#### Source records ####

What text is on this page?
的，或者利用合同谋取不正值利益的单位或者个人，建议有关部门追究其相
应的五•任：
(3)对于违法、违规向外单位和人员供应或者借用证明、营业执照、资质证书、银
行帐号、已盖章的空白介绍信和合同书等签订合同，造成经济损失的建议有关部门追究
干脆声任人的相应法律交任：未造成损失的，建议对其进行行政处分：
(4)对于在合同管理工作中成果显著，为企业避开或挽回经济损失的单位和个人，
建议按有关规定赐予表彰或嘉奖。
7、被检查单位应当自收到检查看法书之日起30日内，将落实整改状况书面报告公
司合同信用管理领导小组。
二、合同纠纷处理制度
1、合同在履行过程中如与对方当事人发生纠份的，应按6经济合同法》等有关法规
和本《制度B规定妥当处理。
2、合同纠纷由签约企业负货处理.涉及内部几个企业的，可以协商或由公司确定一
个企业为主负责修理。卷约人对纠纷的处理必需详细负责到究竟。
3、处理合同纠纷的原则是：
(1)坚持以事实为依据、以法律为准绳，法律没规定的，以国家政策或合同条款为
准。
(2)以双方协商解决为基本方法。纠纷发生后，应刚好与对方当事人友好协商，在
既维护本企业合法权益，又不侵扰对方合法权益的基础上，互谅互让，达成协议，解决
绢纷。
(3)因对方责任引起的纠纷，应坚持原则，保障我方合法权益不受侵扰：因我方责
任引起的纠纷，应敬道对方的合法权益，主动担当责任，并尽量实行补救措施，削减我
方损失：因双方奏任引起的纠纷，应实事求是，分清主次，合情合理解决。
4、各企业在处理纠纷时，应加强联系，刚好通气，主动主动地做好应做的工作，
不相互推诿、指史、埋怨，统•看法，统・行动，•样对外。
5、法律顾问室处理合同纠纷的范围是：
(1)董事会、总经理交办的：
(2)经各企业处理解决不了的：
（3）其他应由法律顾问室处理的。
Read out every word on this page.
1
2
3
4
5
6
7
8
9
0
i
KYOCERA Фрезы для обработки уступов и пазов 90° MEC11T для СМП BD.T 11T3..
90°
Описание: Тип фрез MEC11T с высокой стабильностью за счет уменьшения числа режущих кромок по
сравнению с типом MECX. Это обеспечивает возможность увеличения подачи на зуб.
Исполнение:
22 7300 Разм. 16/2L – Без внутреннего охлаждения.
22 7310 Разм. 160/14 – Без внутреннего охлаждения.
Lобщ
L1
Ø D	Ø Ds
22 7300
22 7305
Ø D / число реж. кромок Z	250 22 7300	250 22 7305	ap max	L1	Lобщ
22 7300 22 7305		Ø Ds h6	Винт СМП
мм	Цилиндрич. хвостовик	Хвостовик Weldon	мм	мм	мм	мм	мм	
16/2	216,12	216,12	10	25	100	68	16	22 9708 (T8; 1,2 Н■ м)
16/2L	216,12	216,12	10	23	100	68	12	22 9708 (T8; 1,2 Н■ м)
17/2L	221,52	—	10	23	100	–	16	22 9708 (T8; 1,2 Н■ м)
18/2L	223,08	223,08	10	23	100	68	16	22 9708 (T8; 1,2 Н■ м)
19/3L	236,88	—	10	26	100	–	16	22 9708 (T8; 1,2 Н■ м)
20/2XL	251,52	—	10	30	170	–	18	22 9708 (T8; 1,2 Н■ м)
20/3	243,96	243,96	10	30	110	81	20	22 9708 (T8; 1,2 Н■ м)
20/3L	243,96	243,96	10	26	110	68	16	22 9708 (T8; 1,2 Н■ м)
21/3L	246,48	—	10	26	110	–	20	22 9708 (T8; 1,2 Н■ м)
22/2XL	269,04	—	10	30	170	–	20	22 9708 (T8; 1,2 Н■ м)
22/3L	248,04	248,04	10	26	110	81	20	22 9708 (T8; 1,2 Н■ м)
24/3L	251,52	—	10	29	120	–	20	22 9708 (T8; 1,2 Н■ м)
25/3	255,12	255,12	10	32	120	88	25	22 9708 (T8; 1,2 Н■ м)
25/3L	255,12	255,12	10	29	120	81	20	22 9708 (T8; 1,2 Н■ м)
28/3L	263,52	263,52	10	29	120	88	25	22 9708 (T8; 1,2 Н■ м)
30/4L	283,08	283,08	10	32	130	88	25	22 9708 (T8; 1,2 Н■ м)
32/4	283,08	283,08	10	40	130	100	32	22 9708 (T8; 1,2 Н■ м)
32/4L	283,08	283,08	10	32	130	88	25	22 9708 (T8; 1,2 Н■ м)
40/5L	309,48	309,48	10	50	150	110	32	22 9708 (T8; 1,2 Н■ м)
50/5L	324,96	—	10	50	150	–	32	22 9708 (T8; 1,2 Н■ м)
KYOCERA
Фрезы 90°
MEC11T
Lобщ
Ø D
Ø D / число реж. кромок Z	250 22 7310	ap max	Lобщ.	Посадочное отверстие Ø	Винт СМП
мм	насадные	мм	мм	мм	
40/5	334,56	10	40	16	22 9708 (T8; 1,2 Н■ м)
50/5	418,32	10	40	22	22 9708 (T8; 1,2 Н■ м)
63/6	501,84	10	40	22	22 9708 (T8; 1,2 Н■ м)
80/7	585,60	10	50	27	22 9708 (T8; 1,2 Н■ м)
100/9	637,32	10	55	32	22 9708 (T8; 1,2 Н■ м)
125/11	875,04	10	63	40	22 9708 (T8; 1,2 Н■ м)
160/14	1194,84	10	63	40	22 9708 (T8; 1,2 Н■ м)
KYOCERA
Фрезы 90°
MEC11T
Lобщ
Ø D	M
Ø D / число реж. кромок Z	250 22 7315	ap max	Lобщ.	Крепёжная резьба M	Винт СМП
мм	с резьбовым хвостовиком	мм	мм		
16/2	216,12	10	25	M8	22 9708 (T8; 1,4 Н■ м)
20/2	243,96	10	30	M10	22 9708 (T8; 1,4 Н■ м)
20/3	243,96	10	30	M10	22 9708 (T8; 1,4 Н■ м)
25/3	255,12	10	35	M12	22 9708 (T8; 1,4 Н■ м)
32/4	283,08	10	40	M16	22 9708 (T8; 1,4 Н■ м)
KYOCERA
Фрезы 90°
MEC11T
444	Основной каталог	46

####

Set problem - Word for word, extract all the records.

Answer to this task -
What text is on this page?
的，或者利用合同谋取不正值利益的单位或者个人，建议有关部门追究其相
应的五•任：
(3)对于违法、违规向外单位和人员供应或者借用证明、营业执照、资质证书、银
行帐号、已盖章的空白介绍信和合同书等签订合同，造成经济损失的建议有关部门追究
干脆声任人的相应法律交任：未造成损失的，建议对其进行行政处分：
(4)对于在合同管理工作中成果显著，为企业避开或挽回经济损失的单位和个人，
建议按有关规定赐予表彰或嘉奖。
7、被检查单位应当自收到检查看法书之日起30日内，将落实整改状况书面报告公
司合同信用管理领导小组。
二、合同纠纷处理制度
1、合同在履行过程中如与对方当事人发生纠份的，应按6经济合同法》等有关法规
和本《制度B规定妥当处理。
2、合同纠纷由签约企业负货处理.涉及内部几个企业的，可以协商或由公司确定一
个企业为主负责修理。卷约人对纠纷的处理必需详细负责到究竟。
3、处理合同纠纷的原则是：
(1)坚持以事实为依据、以法律为准绳，法律没规定的，以国家政策或合同条款为
准。
(2)以双方协商解决为基本方法。纠纷发生后，应刚好与对方当事人友好协商，在
既维护本企业合法权益，又不侵扰对方合法权益的基础上，互谅互让，达成协议，解决
绢纷。
(3)因对方责任引起的纠纷，应坚持原则，保障我方合法权益不受侵扰：因我方责
任引起的纠纷，应敬道对方的合法权益，主动担当责任，并尽量实行补救措施，削减我
方损失：因双方奏任引起的纠纷，应实事求是，分清主次，合情合理解决。
4、各企业在处理纠纷时，应加强联系，刚好通气，主动主动地做好应做的工作，
不相互推诿、指史、埋怨，统•看法，统・行动，•样对外。
5、法律顾问室处理合同纠纷的范围是：
(1)董事会、总经理交办的：
(2)经各企业处理解决不了的：
（3）其他应由法律顾问室处理的。
Read out every word on this page.
1
2
3
4
5
6
7
8
9
0
i
KYOCERA Фрезы для обработки уступов и пазов 90° MEC11T для СМП BD.T 11T3..
90°
Описание: Тип фрез MEC11T с высокой стабильностью за счет уменьшения числа режущих кромок по
сравнению с типом MECX. Это обеспечивает возможность увеличения подачи на зуб.
Исполнение:
22 7300 Разм. 16/2L – Без внутреннего охлаждения.
22 7310 Разм. 160/14 – Без внутреннего охлаждения.
Lобщ
L1
Ø D	Ø Ds
22 7300
22 7305
Ø D / число реж. кромок Z	250 22 7300	250 22 7305	ap max	L1	Lобщ
22 7300 22 7305		Ø Ds h6	Винт СМП
мм	Цилиндрич. хвостовик	Хвостовик Weldon	мм	мм	мм	мм	мм	
16/2	216,12	216,12	10	25	100	68	16	22 9708 (T8; 1,2 Н■ м)
16/2L	216,12	216,12	10	23	100	68	12	22 9708 (T8; 1,2 Н■ м)
17/2L	221,52	—	10	23	100	–	16	22 9708 (T8; 1,2 Н■ м)
18/2L	223,08	223,08	10	23	100	68	16	22 9708 (T8; 1,2 Н■ м)
19/3L	236,88	—	10	26	100	–	16	22 9708 (T8; 1,2 Н■ м)
20/2XL	251,52	—	10	30	170	–	18	22 9708 (T8; 1,2 Н■ м)
20/3	243,96	243,96	10	30	110	81	20	22 9708 (T8; 1,2 Н■ м)
20/3L	243,96	243,96	10	26	110	68	16	22 9708 (T8; 1,2 Н■ м)
21/3L	246,48	—	10	26	110	–	20	22 9708 (T8; 1,2 Н■ м)
22/2XL	269,04	—	10	30	170	–	20	22 9708 (T8; 1,2 Н■ м)
22/3L	248,04	248,04	10	26	110	81	20	22 9708 (T8; 1,2 Н■ м)
24/3L	251,52	—	10	29	120	–	20	22 9708 (T8; 1,2 Н■ м)
25/3	255,12	255,12	10	32	120	88	25	22 9708 (T8; 1,2 Н■ м)
25/3L	255,12	255,12	10	29	120	81	20	22 9708 (T8; 1,2 Н■ м)
28/3L	263,52	263,52	10	29	120	88	25	22 9708 (T8; 1,2 Н■ м)
30/4L	283,08	283,08	10	32	130	88	25	22 9708 (T8; 1,2 Н■ м)
32/4	283,08	283,08	10	40	130	100	32	22 9708 (T8; 1,2 Н■ м)
32/4L	283,08	283,08	10	32	130	88	25	22 9708 (T8; 1,2 Н■ м)
40/5L	309,48	309,48	10	50	150	110	32	22 9708 (T8; 1,2 Н■ м)
50/5L	324,96	—	10	50	150	–	32	22 9708 (T8; 1,2 Н■ м)
KYOCERA
Фрезы 90°
MEC11T
Lобщ
Ø D
Ø D / число реж. кромок Z	250 22 7310	ap max	Lобщ.	Посадочное отверстие Ø	Винт СМП
мм	насадные	мм	мм	мм	
40/5	334,56	10	40	16	22 9708 (T8; 1,2 Н■ м)
50/5	418,32	10	40	22	22 9708 (T8; 1,2 Н■ м)
63/6	501,84	10	40	22	22 9708 (T8; 1,2 Н■ м)
80/7	585,60	10	50	27	22 9708 (T8; 1,2 Н■ м)
100/9	637,32	10	55	32	22 9708 (T8; 1,2 Н■ м)
125/11	875,04	10	63	40	22 9708 (T8; 1,2 Н■ м)
160/14	1194,84	10	63	40	22 9708 (T8; 1,2 Н■ м)
KYOCERA
Фрезы 90°
MEC11T
Lобщ
Ø D	M
Ø D / число реж. кромок Z	250 22 7315	ap max	Lобщ.	Крепёжная резьба M	Винт СМП
мм	с резьбовым хвостовиком	мм	мм		
16/2	216,12	10	25	M8	22 9708 (T8; 1,4 Н■ м)
20/2	243,96	10	30	M10	22 9708 (T8; 1,4 Н■ м)
20/3	243,96	10	30	M10	22 9708 (T8; 1,4 Н■ м)
25/3	255,12	10	35	M12	22 9708 (T8; 1,4 Н■ м)
32/4	283,08	10	40	M16	22 9708 (T8; 1,4 Н■ м)
KYOCERA
Фрезы 90°
MEC11T
444	Основной каталог	46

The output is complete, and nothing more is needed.